WHAT THIS TASK INVOLVES
Search the data below for the word "Labs" and copy each line that holds it.

[Start of RECORDS FOR PROCESSING]

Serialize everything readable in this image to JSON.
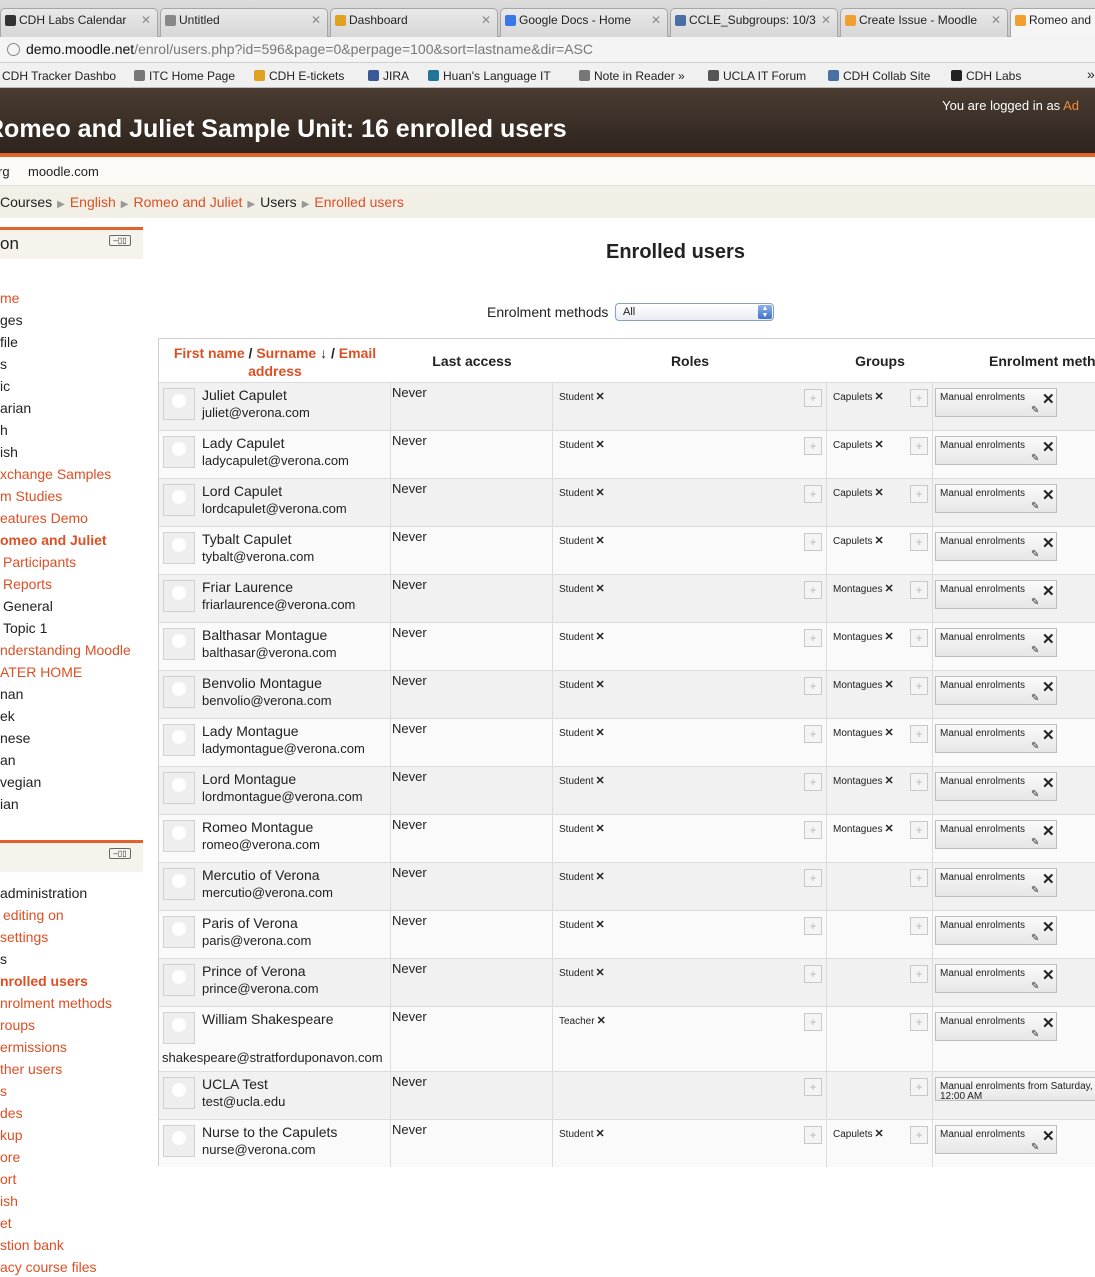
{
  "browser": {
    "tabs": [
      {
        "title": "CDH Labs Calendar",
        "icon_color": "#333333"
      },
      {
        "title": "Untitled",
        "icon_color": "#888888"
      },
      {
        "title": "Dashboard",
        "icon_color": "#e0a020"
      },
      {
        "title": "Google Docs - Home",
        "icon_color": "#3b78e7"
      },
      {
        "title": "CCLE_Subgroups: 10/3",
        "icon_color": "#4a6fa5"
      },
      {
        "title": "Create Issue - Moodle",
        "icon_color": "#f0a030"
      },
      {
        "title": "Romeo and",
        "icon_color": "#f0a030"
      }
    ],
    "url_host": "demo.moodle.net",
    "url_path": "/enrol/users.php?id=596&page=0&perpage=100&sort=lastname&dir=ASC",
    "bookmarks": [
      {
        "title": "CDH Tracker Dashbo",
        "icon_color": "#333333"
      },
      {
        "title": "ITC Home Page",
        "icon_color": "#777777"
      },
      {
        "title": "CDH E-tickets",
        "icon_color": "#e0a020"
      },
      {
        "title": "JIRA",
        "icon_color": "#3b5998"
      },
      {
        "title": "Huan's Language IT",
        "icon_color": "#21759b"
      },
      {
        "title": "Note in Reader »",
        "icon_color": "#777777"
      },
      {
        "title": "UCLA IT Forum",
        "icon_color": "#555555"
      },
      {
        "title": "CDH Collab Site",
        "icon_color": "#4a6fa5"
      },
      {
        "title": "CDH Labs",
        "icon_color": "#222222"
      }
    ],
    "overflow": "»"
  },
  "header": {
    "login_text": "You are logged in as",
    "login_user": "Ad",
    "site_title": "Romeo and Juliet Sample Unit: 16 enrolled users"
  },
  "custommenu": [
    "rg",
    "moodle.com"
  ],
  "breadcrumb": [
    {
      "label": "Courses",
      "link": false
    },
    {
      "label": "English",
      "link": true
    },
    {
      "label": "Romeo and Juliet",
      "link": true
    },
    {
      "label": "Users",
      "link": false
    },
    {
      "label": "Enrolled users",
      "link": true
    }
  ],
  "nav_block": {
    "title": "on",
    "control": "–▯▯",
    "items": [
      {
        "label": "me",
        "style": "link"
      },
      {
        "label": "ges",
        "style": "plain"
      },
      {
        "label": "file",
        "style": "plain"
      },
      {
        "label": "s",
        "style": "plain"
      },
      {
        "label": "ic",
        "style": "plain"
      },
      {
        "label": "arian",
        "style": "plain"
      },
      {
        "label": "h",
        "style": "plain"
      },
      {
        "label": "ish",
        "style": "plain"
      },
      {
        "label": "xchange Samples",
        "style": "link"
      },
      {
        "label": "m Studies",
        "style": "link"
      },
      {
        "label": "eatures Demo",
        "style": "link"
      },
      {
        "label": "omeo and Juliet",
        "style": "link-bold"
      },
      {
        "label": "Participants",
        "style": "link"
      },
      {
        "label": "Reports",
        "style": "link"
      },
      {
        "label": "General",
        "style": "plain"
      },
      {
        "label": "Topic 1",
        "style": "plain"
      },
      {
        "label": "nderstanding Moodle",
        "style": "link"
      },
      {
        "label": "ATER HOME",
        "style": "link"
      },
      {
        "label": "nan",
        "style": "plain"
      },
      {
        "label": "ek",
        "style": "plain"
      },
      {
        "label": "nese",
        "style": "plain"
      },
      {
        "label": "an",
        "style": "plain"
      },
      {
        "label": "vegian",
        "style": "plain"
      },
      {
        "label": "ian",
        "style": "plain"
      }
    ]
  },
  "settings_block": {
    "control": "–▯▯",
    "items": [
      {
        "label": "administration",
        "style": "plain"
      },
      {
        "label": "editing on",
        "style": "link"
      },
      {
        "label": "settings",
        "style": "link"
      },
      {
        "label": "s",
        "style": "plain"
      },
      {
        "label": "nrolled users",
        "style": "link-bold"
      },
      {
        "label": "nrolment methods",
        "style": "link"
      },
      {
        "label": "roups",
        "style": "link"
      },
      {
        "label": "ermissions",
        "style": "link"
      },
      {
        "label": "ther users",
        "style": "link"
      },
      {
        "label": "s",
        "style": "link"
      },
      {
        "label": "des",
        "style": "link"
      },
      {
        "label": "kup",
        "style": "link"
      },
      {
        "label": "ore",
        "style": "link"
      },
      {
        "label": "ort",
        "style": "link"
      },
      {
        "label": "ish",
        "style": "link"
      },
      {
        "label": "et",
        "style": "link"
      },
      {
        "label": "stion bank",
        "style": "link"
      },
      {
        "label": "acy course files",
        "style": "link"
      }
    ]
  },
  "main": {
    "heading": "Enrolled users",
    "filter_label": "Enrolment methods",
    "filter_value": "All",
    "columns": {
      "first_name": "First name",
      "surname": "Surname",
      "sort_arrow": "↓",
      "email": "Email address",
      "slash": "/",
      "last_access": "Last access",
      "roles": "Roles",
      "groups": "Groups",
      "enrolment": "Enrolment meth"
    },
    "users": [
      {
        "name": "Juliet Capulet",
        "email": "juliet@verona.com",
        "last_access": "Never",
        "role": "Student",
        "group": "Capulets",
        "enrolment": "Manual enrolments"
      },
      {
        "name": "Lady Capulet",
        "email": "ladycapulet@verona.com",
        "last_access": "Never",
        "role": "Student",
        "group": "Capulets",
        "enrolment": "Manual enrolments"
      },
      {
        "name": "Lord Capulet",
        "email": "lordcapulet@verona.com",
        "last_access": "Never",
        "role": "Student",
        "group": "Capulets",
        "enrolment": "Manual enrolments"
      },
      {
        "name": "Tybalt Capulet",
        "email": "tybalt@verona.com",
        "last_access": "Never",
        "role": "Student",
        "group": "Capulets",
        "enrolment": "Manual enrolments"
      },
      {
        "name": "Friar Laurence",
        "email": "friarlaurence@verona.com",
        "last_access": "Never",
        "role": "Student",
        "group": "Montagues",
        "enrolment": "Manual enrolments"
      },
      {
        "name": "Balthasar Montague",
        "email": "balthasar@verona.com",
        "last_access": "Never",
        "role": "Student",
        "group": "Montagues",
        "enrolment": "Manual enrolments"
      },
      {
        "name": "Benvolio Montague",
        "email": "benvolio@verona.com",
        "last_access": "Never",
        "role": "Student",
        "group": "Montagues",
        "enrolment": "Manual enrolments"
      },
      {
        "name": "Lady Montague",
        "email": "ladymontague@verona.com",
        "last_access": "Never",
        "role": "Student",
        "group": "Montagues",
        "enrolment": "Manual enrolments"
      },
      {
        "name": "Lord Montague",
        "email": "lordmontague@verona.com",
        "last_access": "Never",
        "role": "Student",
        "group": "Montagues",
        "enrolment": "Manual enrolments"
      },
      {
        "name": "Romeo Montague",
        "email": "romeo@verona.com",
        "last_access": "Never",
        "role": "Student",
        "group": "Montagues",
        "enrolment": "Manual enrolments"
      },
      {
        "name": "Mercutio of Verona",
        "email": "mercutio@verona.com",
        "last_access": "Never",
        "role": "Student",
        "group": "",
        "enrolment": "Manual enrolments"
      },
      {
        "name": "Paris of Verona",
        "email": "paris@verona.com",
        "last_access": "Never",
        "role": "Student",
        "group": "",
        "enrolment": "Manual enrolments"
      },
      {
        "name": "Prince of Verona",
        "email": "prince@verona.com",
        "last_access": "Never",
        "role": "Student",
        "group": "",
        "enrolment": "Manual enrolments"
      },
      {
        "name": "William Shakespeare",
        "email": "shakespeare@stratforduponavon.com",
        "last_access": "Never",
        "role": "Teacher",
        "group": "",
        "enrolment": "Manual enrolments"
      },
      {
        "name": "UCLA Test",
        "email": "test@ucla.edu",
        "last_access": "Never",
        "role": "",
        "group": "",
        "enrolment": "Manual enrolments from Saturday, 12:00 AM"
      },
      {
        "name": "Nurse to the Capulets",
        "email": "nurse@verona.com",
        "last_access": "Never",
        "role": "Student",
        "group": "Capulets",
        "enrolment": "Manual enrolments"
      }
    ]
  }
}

[End of RECORDS FOR PROCESSING]

FINISHED EXERCISE
        "title": "CDH Labs Calendar",
        "title": "CDH Labs",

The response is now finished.